• STATED GOAL:
Every entry below should be repeated exactly; the pictures should not.

• RECORD EXTRACTS:
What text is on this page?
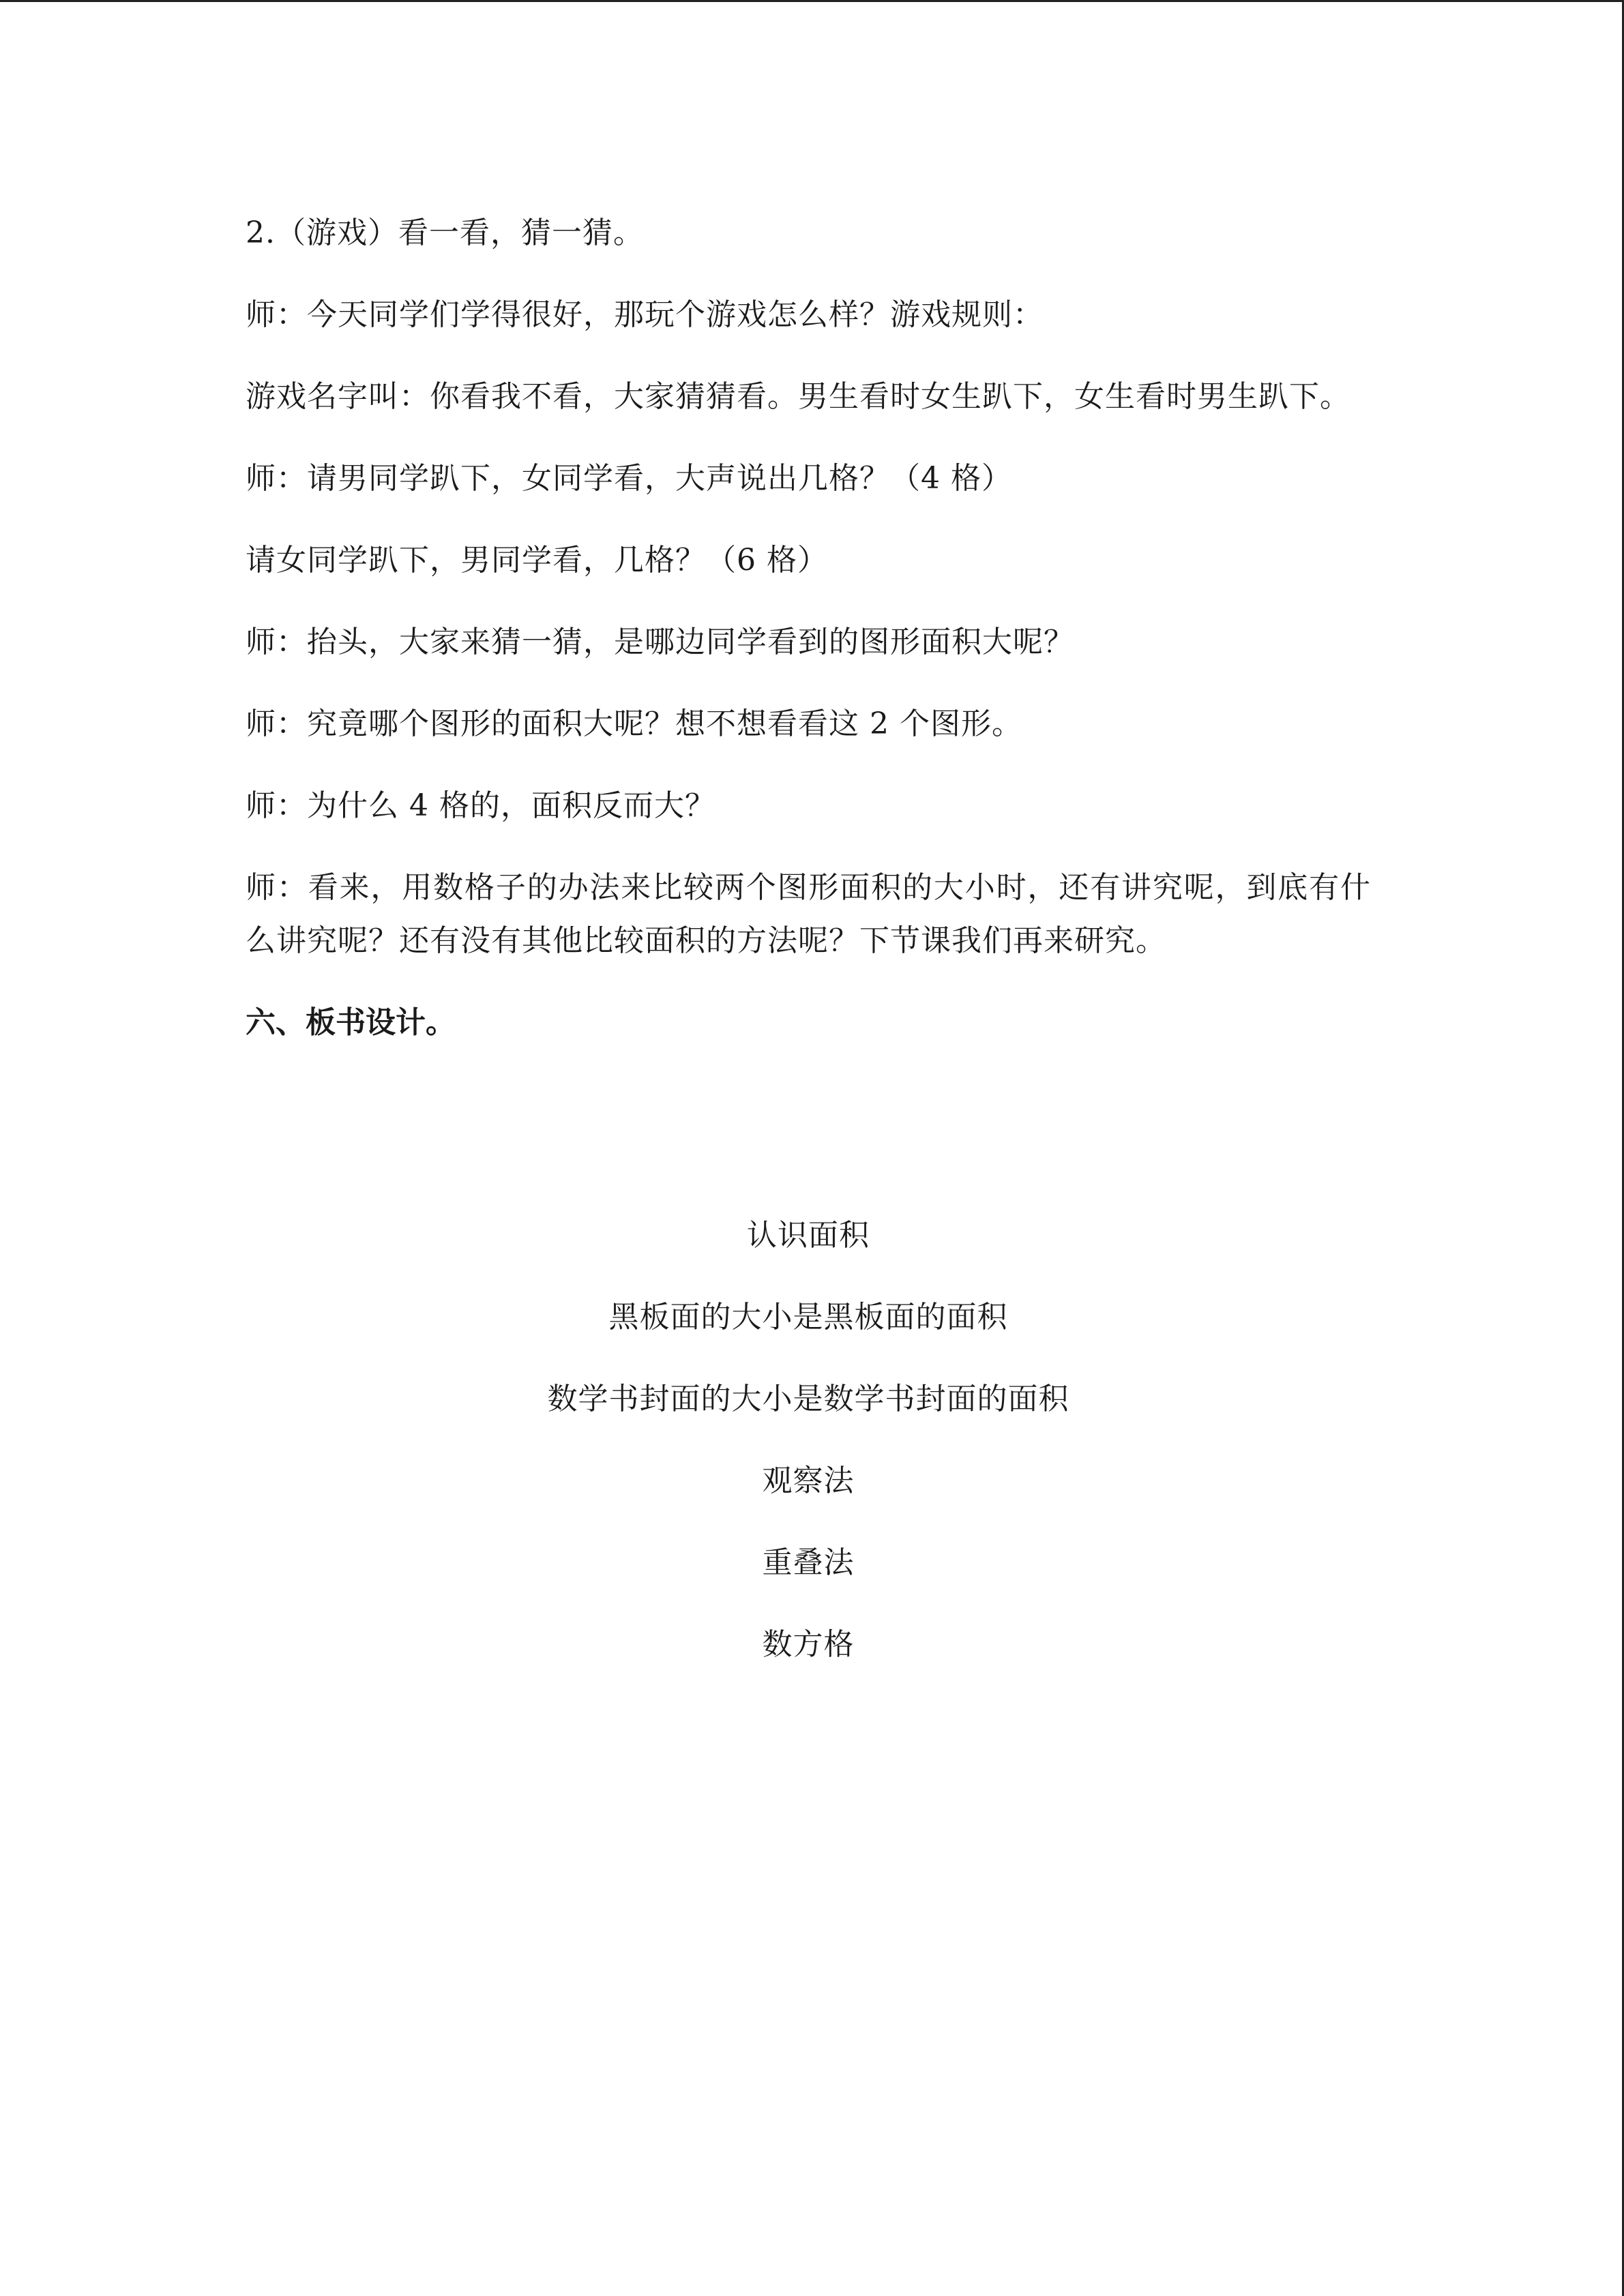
2.（游戏）看一看，猜一猜。

师：今天同学们学得很好，那玩个游戏怎么样？游戏规则：

游戏名字叫：你看我不看，大家猜猜看。男生看时女生趴下，女生看时男生趴下。

师：请男同学趴下，女同学看，大声说出几格？（4 格）

请女同学趴下，男同学看，几格？（6 格）

师：抬头，大家来猜一猜，是哪边同学看到的图形面积大呢？

师：究竟哪个图形的面积大呢？想不想看看这 2 个图形。

师：为什么 4 格的，面积反而大？

师：看来，用数格子的办法来比较两个图形面积的大小时，还有讲究呢，到底有什么讲究呢？还有没有其他比较面积的方法呢？下节课我们再来研究。

六、板书设计。

认识面积

黑板面的大小是黑板面的面积

数学书封面的大小是数学书封面的面积

观察法

重叠法

数方格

• EXPECTED ANSWER:
What text is on this page?
2.（游戏）看一看，猜一猜。

师：今天同学们学得很好，那玩个游戏怎么样？游戏规则：

游戏名字叫：你看我不看，大家猜猜看。男生看时女生趴下，女生看时男生趴下。

师：请男同学趴下，女同学看，大声说出几格？（4 格）

请女同学趴下，男同学看，几格？（6 格）

师：抬头，大家来猜一猜，是哪边同学看到的图形面积大呢？

师：究竟哪个图形的面积大呢？想不想看看这 2 个图形。

师：为什么 4 格的，面积反而大？

师：看来，用数格子的办法来比较两个图形面积的大小时，还有讲究呢，到底有什么讲究呢？还有没有其他比较面积的方法呢？下节课我们再来研究。

六、板书设计。

认识面积

黑板面的大小是黑板面的面积

数学书封面的大小是数学书封面的面积

观察法

重叠法

数方格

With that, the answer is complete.